§ **Given request**:
Send back the records in full, character for character.

§ **Data section**:
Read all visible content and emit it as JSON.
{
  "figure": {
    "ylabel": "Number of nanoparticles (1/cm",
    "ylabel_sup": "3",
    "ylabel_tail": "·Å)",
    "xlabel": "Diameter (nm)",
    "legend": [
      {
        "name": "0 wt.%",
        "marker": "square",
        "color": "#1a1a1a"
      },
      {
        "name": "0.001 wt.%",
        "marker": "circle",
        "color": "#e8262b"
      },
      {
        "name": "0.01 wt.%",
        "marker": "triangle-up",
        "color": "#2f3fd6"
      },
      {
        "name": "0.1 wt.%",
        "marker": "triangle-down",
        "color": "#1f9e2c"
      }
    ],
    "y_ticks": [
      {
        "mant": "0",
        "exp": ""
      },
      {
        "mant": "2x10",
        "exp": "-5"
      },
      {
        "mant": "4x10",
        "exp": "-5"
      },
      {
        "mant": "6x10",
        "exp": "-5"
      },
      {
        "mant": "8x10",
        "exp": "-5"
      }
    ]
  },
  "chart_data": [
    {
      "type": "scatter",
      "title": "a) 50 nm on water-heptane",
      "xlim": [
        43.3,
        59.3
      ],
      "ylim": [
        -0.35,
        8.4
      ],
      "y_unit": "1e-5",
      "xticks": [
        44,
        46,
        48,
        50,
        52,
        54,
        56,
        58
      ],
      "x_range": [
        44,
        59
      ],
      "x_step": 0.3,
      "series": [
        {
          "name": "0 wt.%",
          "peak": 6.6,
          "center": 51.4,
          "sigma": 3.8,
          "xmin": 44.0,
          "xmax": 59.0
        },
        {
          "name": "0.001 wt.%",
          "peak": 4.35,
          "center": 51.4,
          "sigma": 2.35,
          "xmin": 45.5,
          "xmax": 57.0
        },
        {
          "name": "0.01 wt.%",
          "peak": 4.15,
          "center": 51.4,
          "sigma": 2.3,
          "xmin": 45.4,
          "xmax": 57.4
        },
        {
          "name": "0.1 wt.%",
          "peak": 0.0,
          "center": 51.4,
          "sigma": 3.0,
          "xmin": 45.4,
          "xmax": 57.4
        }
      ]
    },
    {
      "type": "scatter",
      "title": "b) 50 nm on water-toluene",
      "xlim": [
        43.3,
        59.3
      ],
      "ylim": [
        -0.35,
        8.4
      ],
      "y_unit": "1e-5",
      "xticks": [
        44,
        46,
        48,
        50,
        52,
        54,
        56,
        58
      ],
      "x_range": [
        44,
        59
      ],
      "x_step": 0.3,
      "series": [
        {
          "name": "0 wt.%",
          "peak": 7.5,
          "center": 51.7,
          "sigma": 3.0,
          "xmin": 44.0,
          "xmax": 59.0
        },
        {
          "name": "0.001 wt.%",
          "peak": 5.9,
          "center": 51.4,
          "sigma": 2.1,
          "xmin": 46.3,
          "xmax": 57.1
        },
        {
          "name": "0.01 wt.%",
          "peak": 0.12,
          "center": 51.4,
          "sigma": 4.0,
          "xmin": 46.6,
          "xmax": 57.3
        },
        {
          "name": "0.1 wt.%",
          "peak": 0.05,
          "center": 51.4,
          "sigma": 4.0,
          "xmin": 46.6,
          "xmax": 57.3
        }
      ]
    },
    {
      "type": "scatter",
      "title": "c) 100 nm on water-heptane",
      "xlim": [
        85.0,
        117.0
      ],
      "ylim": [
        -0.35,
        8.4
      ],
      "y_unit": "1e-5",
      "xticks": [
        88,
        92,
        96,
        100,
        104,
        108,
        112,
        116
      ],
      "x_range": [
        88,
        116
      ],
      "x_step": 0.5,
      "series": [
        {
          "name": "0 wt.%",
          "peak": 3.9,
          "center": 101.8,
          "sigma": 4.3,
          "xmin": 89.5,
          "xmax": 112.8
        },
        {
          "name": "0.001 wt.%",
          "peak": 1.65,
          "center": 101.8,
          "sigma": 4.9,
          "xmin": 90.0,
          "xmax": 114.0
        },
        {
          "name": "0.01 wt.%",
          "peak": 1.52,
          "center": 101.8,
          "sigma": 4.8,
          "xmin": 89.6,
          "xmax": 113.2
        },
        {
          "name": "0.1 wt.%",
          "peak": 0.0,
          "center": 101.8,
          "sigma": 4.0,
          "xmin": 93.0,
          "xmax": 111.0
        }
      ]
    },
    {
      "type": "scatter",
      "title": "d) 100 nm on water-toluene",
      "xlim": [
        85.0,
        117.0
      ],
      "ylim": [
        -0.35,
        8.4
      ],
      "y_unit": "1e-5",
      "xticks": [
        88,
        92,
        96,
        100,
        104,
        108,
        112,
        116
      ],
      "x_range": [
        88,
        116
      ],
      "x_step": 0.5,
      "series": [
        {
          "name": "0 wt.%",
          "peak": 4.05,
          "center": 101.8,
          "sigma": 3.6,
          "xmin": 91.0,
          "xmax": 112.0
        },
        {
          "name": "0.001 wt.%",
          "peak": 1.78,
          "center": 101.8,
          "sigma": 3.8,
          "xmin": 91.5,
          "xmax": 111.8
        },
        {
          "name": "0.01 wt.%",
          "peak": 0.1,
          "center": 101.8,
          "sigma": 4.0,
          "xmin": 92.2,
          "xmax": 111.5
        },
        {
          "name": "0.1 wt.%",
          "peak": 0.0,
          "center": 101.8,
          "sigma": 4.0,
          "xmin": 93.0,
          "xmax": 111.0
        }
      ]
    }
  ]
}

§ **Response to the exercise**:
Read all visible content and emit it as JSON.
{
  "figure": {
    "ylabel": "Number of nanoparticles (1/cm",
    "ylabel_sup": "3",
    "ylabel_tail": "·Å)",
    "xlabel": "Diameter (nm)",
    "legend": [
      {
        "name": "0 wt.%",
        "marker": "square",
        "color": "#1a1a1a"
      },
      {
        "name": "0.001 wt.%",
        "marker": "circle",
        "color": "#e8262b"
      },
      {
        "name": "0.01 wt.%",
        "marker": "triangle-up",
        "color": "#2f3fd6"
      },
      {
        "name": "0.1 wt.%",
        "marker": "triangle-down",
        "color": "#1f9e2c"
      }
    ],
    "y_ticks": [
      {
        "mant": "0",
        "exp": ""
      },
      {
        "mant": "2x10",
        "exp": "-5"
      },
      {
        "mant": "4x10",
        "exp": "-5"
      },
      {
        "mant": "6x10",
        "exp": "-5"
      },
      {
        "mant": "8x10",
        "exp": "-5"
      }
    ]
  },
  "chart_data": [
    {
      "type": "scatter",
      "title": "a) 50 nm on water-heptane",
      "xlim": [
        43.3,
        59.3
      ],
      "ylim": [
        -0.35,
        8.4
      ],
      "y_unit": "1e-5",
      "xticks": [
        44,
        46,
        48,
        50,
        52,
        54,
        56,
        58
      ],
      "x_range": [
        44,
        59
      ],
      "x_step": 0.3,
      "series": [
        {
          "name": "0 wt.%",
          "peak": 6.6,
          "center": 51.4,
          "sigma": 3.8,
          "xmin": 44.0,
          "xmax": 59.0
        },
        {
          "name": "0.001 wt.%",
          "peak": 4.35,
          "center": 51.4,
          "sigma": 2.35,
          "xmin": 45.5,
          "xmax": 57.0
        },
        {
          "name": "0.01 wt.%",
          "peak": 4.15,
          "center": 51.4,
          "sigma": 2.3,
          "xmin": 45.4,
          "xmax": 57.4
        },
        {
          "name": "0.1 wt.%",
          "peak": 0.0,
          "center": 51.4,
          "sigma": 3.0,
          "xmin": 45.4,
          "xmax": 57.4
        }
      ]
    },
    {
      "type": "scatter",
      "title": "b) 50 nm on water-toluene",
      "xlim": [
        43.3,
        59.3
      ],
      "ylim": [
        -0.35,
        8.4
      ],
      "y_unit": "1e-5",
      "xticks": [
        44,
        46,
        48,
        50,
        52,
        54,
        56,
        58
      ],
      "x_range": [
        44,
        59
      ],
      "x_step": 0.3,
      "series": [
        {
          "name": "0 wt.%",
          "peak": 7.5,
          "center": 51.7,
          "sigma": 3.0,
          "xmin": 44.0,
          "xmax": 59.0
        },
        {
          "name": "0.001 wt.%",
          "peak": 5.9,
          "center": 51.4,
          "sigma": 2.1,
          "xmin": 46.3,
          "xmax": 57.1
        },
        {
          "name": "0.01 wt.%",
          "peak": 0.12,
          "center": 51.4,
          "sigma": 4.0,
          "xmin": 46.6,
          "xmax": 57.3
        },
        {
          "name": "0.1 wt.%",
          "peak": 0.05,
          "center": 51.4,
          "sigma": 4.0,
          "xmin": 46.6,
          "xmax": 57.3
        }
      ]
    },
    {
      "type": "scatter",
      "title": "c) 100 nm on water-heptane",
      "xlim": [
        85.0,
        117.0
      ],
      "ylim": [
        -0.35,
        8.4
      ],
      "y_unit": "1e-5",
      "xticks": [
        88,
        92,
        96,
        100,
        104,
        108,
        112,
        116
      ],
      "x_range": [
        88,
        116
      ],
      "x_step": 0.5,
      "series": [
        {
          "name": "0 wt.%",
          "peak": 3.9,
          "center": 101.8,
          "sigma": 4.3,
          "xmin": 89.5,
          "xmax": 112.8
        },
        {
          "name": "0.001 wt.%",
          "peak": 1.65,
          "center": 101.8,
          "sigma": 4.9,
          "xmin": 90.0,
          "xmax": 114.0
        },
        {
          "name": "0.01 wt.%",
          "peak": 1.52,
          "center": 101.8,
          "sigma": 4.8,
          "xmin": 89.6,
          "xmax": 113.2
        },
        {
          "name": "0.1 wt.%",
          "peak": 0.0,
          "center": 101.8,
          "sigma": 4.0,
          "xmin": 93.0,
          "xmax": 111.0
        }
      ]
    },
    {
      "type": "scatter",
      "title": "d) 100 nm on water-toluene",
      "xlim": [
        85.0,
        117.0
      ],
      "ylim": [
        -0.35,
        8.4
      ],
      "y_unit": "1e-5",
      "xticks": [
        88,
        92,
        96,
        100,
        104,
        108,
        112,
        116
      ],
      "x_range": [
        88,
        116
      ],
      "x_step": 0.5,
      "series": [
        {
          "name": "0 wt.%",
          "peak": 4.05,
          "center": 101.8,
          "sigma": 3.6,
          "xmin": 91.0,
          "xmax": 112.0
        },
        {
          "name": "0.001 wt.%",
          "peak": 1.78,
          "center": 101.8,
          "sigma": 3.8,
          "xmin": 91.5,
          "xmax": 111.8
        },
        {
          "name": "0.01 wt.%",
          "peak": 0.1,
          "center": 101.8,
          "sigma": 4.0,
          "xmin": 92.2,
          "xmax": 111.5
        },
        {
          "name": "0.1 wt.%",
          "peak": 0.0,
          "center": 101.8,
          "sigma": 4.0,
          "xmin": 93.0,
          "xmax": 111.0
        }
      ]
    }
  ]
}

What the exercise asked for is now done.